Task to carry out »
Reproduce the records from the line containing "48, 1910, 71]" through the line containing "dependency-item: + react" as a numbered list, omitting any blank lines.
++++++++
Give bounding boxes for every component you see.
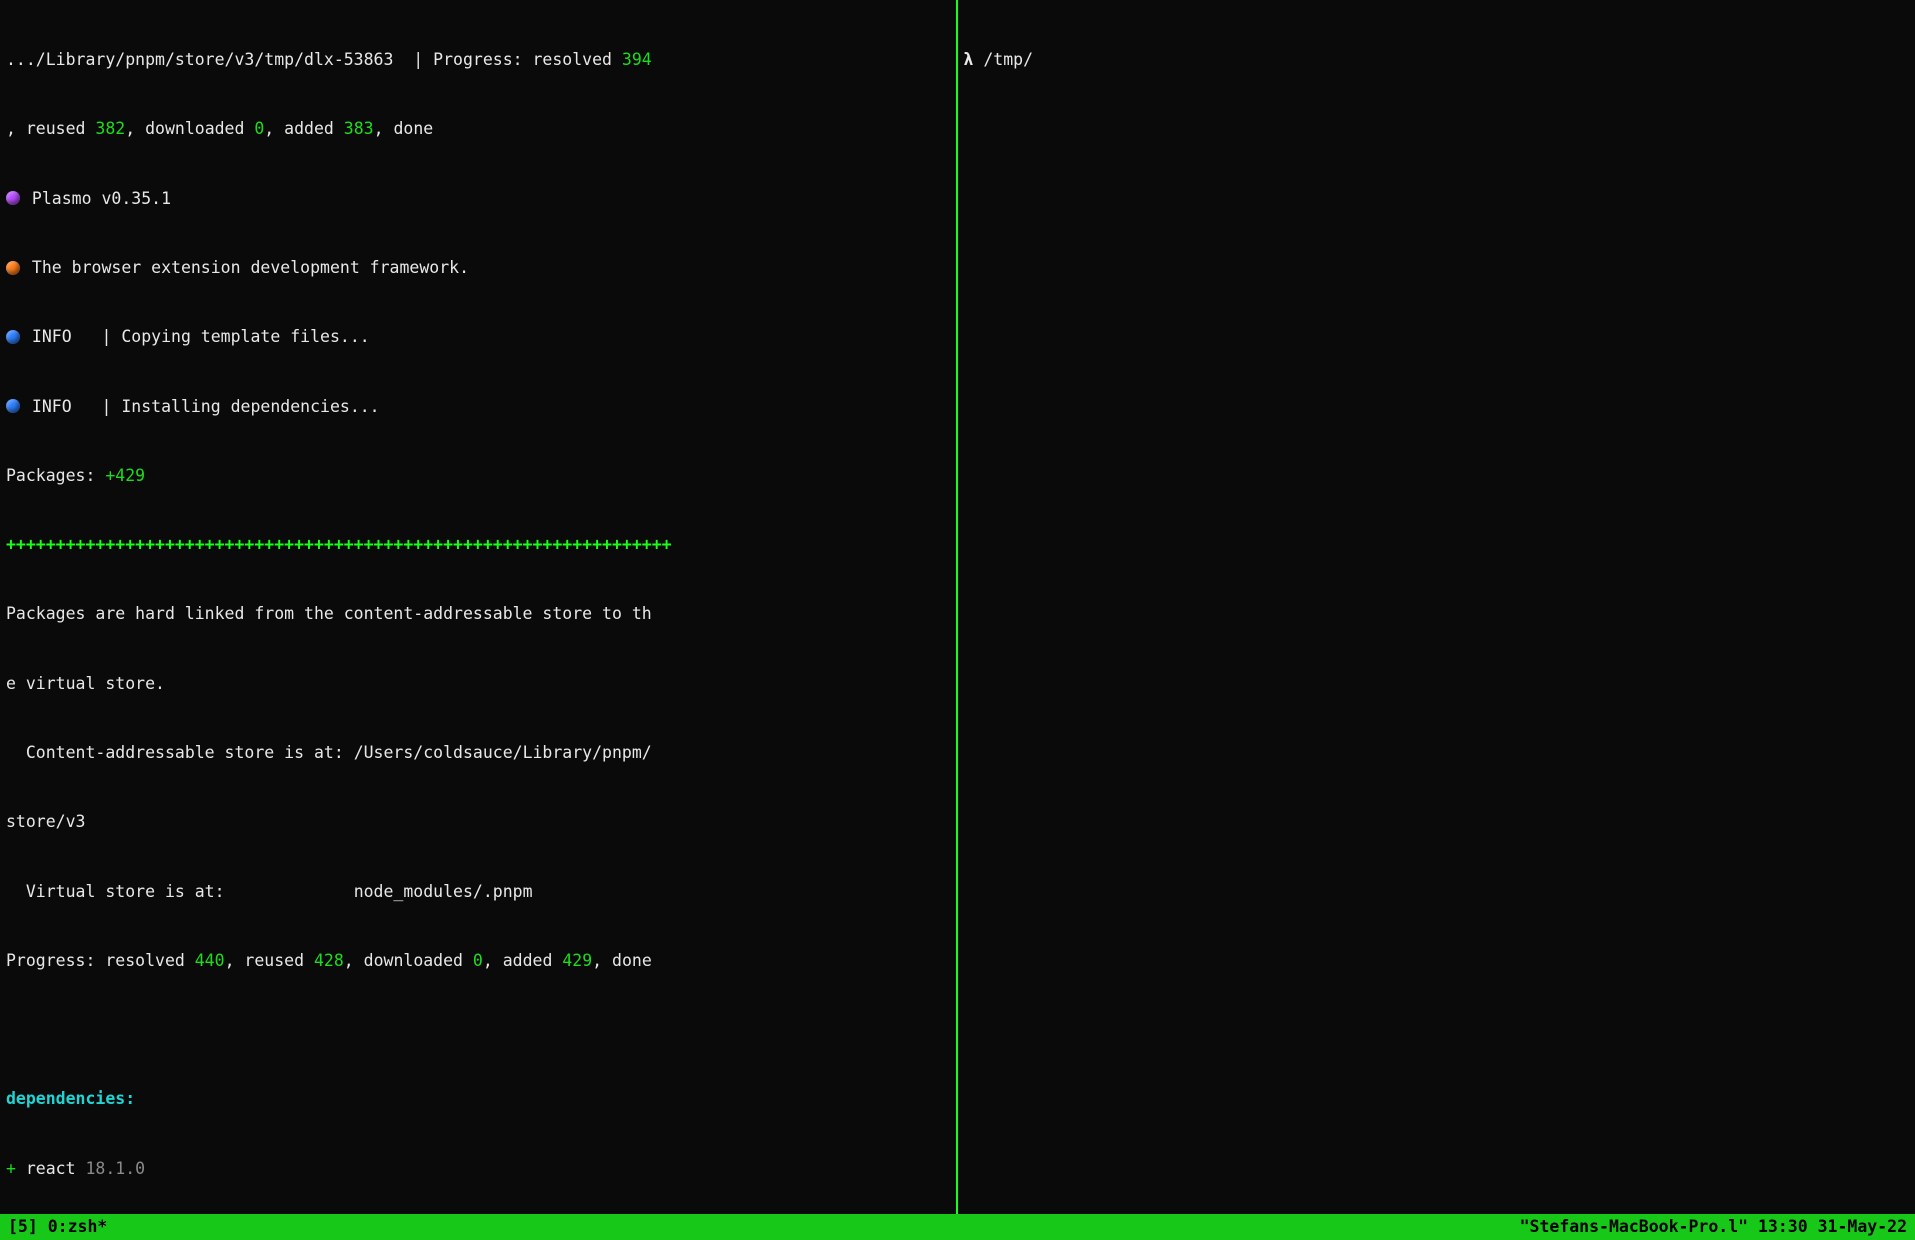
shell-prompt[interactable]: λ /tmp/	[964, 48, 1910, 71]
plasmo-version: Plasmo v0.35.1	[6, 187, 950, 210]
tmux-pane-right[interactable]: λ /tmp/	[958, 0, 1915, 1214]
tmux-status-bar: [5] 0:zsh* "Stefans-MacBook-Pro.l" 13:30…	[0, 1214, 1915, 1240]
plasmo-tagline: The browser extension development framew…	[6, 256, 950, 279]
info-line: INFO | Copying template files...	[6, 325, 950, 348]
packages-count: Packages: +429	[6, 464, 950, 487]
tmux-pane-left[interactable]: .../Library/pnpm/store/v3/tmp/dlx-53863 …	[0, 0, 958, 1214]
dependency-item: + react 18.1.0	[6, 1157, 950, 1180]
progress-line: Progress: resolved 440, reused 428, down…	[6, 949, 950, 972]
bullet-icon	[6, 261, 20, 275]
status-left: [5] 0:zsh*	[8, 1215, 107, 1238]
output-line: , reused 382, downloaded 0, added 383, d…	[6, 117, 950, 140]
info-line: INFO | Installing dependencies...	[6, 395, 950, 418]
output-line: Content-addressable store is at: /Users/…	[6, 741, 950, 764]
output-line: Virtual store is at: node_modules/.pnpm	[6, 880, 950, 903]
blank-line	[6, 1018, 950, 1041]
dependencies-header: dependencies:	[6, 1087, 950, 1110]
bullet-icon	[6, 191, 20, 205]
progress-bar: ++++++++++++++++++++++++++++++++++++++++…	[6, 533, 950, 556]
output-line: Packages are hard linked from the conten…	[6, 602, 950, 625]
output-line: e virtual store.	[6, 672, 950, 695]
status-right: "Stefans-MacBook-Pro.l" 13:30 31-May-22	[1520, 1215, 1907, 1238]
info-icon	[6, 399, 20, 413]
output-line: store/v3	[6, 810, 950, 833]
info-icon	[6, 330, 20, 344]
output-line: .../Library/pnpm/store/v3/tmp/dlx-53863 …	[6, 48, 950, 71]
terminal-container: .../Library/pnpm/store/v3/tmp/dlx-53863 …	[0, 0, 1915, 1214]
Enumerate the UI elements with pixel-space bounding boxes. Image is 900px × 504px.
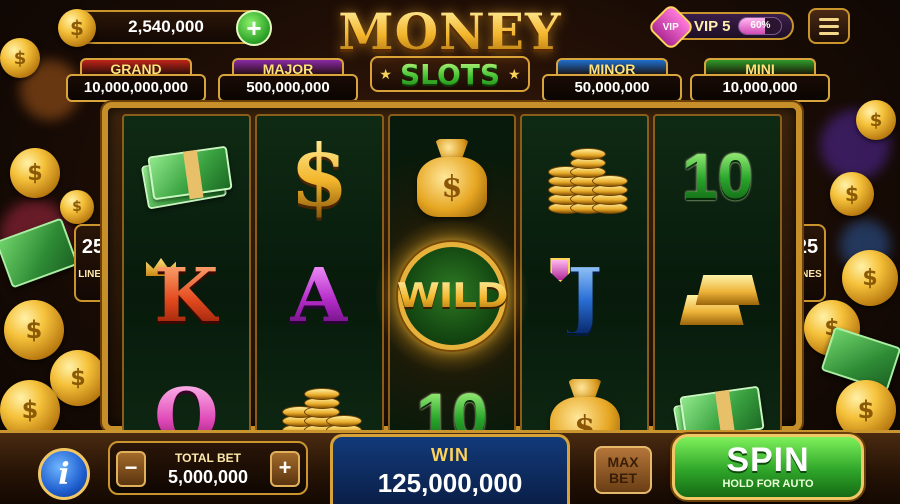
jackpot-value: 500,000,000 [218, 74, 358, 102]
max-bet-label-line2: BET [609, 470, 637, 486]
coin-icon: $ [58, 9, 96, 47]
total-bet-label: TOTAL BET [175, 451, 241, 465]
balance-display: $ 2,540,000 + [58, 9, 272, 47]
star-icon: ★ [379, 65, 392, 82]
increase-bet-button[interactable]: + [270, 451, 300, 487]
vip-badge-icon: VIP [646, 2, 696, 52]
coin-icon [569, 148, 606, 160]
coin-icon [326, 415, 363, 427]
jackpot-value: 10,000,000 [690, 74, 830, 102]
reel-3: $ WILD 10 [373, 114, 530, 478]
spin-button[interactable]: SPIN HOLD FOR AUTO [672, 434, 864, 500]
symbol-k: K [124, 236, 249, 356]
game-logo: MONEY ★ SLOTS ★ [330, 4, 570, 102]
logo-subtitle: SLOTS [399, 57, 501, 91]
reel-4: J $ [520, 114, 650, 478]
symbol-wild: WILD [373, 218, 530, 374]
hamburger-icon [819, 17, 839, 21]
vip-status[interactable]: VIP VIP 5 60% [646, 2, 794, 52]
total-bet-control: − TOTAL BET 5,000,000 + [108, 441, 308, 495]
win-amount: 125,000,000 [377, 468, 523, 498]
reels-frame: K Q $ A $ WILD 10 J $ 10 [102, 102, 802, 478]
coin-stack-icon [522, 116, 647, 236]
add-coins-button[interactable]: + [236, 10, 272, 46]
info-button[interactable]: i [38, 448, 90, 500]
reels-grid: K Q $ A $ WILD 10 J $ 10 [122, 114, 782, 478]
coin-icon [591, 175, 628, 187]
jackpot-grand: GRAND 10,000,000,000 [66, 58, 206, 102]
gold-bars-icon [655, 236, 780, 356]
win-display: WIN 125,000,000 [330, 434, 570, 504]
symbol-dollar: $ [289, 126, 349, 225]
vip-progress-text: 60% [750, 20, 771, 31]
star-icon: ★ [508, 65, 521, 82]
jackpot-minor: MINOR 50,000,000 [542, 58, 682, 102]
menu-button[interactable] [808, 8, 850, 44]
jackpot-mini: MINI 10,000,000 [690, 58, 830, 102]
logo-title: MONEY [330, 4, 570, 60]
cash-stack-icon [124, 116, 249, 236]
decrease-bet-button[interactable]: − [116, 451, 146, 487]
wild-label: WILD [396, 276, 509, 316]
max-bet-button[interactable]: MAX BET [594, 446, 652, 494]
total-bet-value: 5,000,000 [167, 467, 249, 487]
spin-sublabel: HOLD FOR AUTO [722, 478, 814, 490]
info-icon: i [58, 456, 70, 492]
logo-subtitle-plate: ★ SLOTS ★ [370, 56, 530, 92]
vip-progress-bar: 60% [738, 17, 783, 35]
spin-label: SPIN [726, 441, 810, 479]
max-bet-label-line1: MAX [607, 454, 639, 470]
coin-icon [304, 388, 341, 400]
vip-level: VIP 5 [694, 17, 731, 35]
reel-1: K Q [122, 114, 251, 478]
symbol-a: A [290, 253, 348, 339]
jackpot-value: 50,000,000 [542, 74, 682, 102]
symbol-ten: 10 [682, 140, 754, 212]
reel-5: 10 [653, 114, 782, 478]
jackpot-value: 10,000,000,000 [66, 74, 206, 102]
jackpot-major: MAJOR 500,000,000 [218, 58, 358, 102]
reel-2: $ A [254, 114, 384, 478]
symbol-j: J [522, 236, 647, 356]
plus-icon: + [246, 13, 262, 43]
win-label: WIN [431, 445, 469, 465]
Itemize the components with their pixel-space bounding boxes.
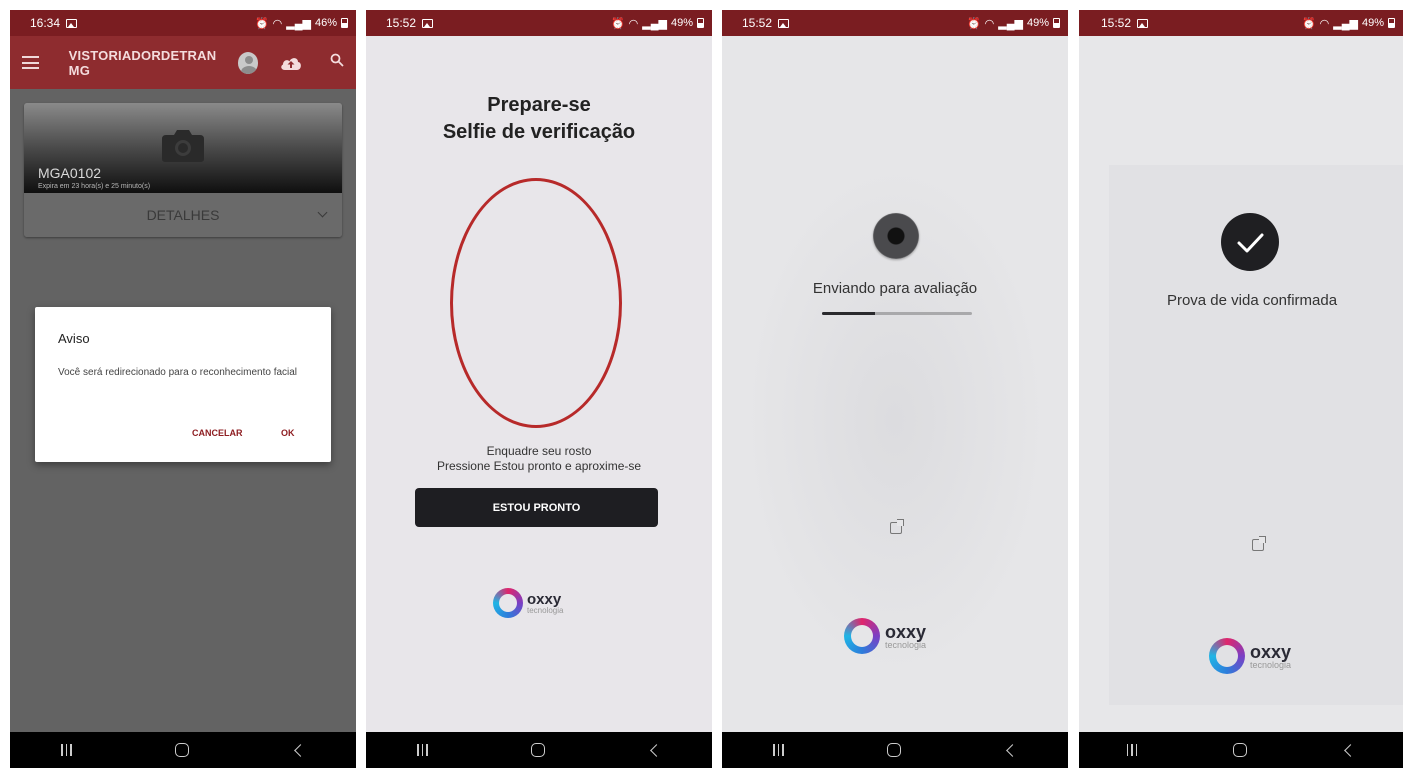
++++++++
Answer »
1. shell-prompt[interactable]: λ /tmp/	[964, 48, 1910, 71]
2. plasmo-version: Plasmo v0.35.1	[6, 187, 950, 210]
3. tmux-pane-right[interactable]: λ /tmp/	[958, 0, 1915, 1214]
4. tmux-status-bar: [5] 0:zsh* "Stefans-MacBook-Pro.l" 13:30…	[0, 1214, 1915, 1240]
5. plasmo-tagline: The browser extension development framew…	[6, 256, 950, 279]
6. info-line: INFO | Copying template files...	[6, 325, 950, 348]
7. packages-count: Packages: +429	[6, 464, 950, 487]
8. tmux-pane-left[interactable]: .../Library/pnpm/store/v3/tmp/dlx-53863 …	[0, 0, 958, 1214]
9. dependency-item: + react 18.1.0	[6, 1157, 950, 1180]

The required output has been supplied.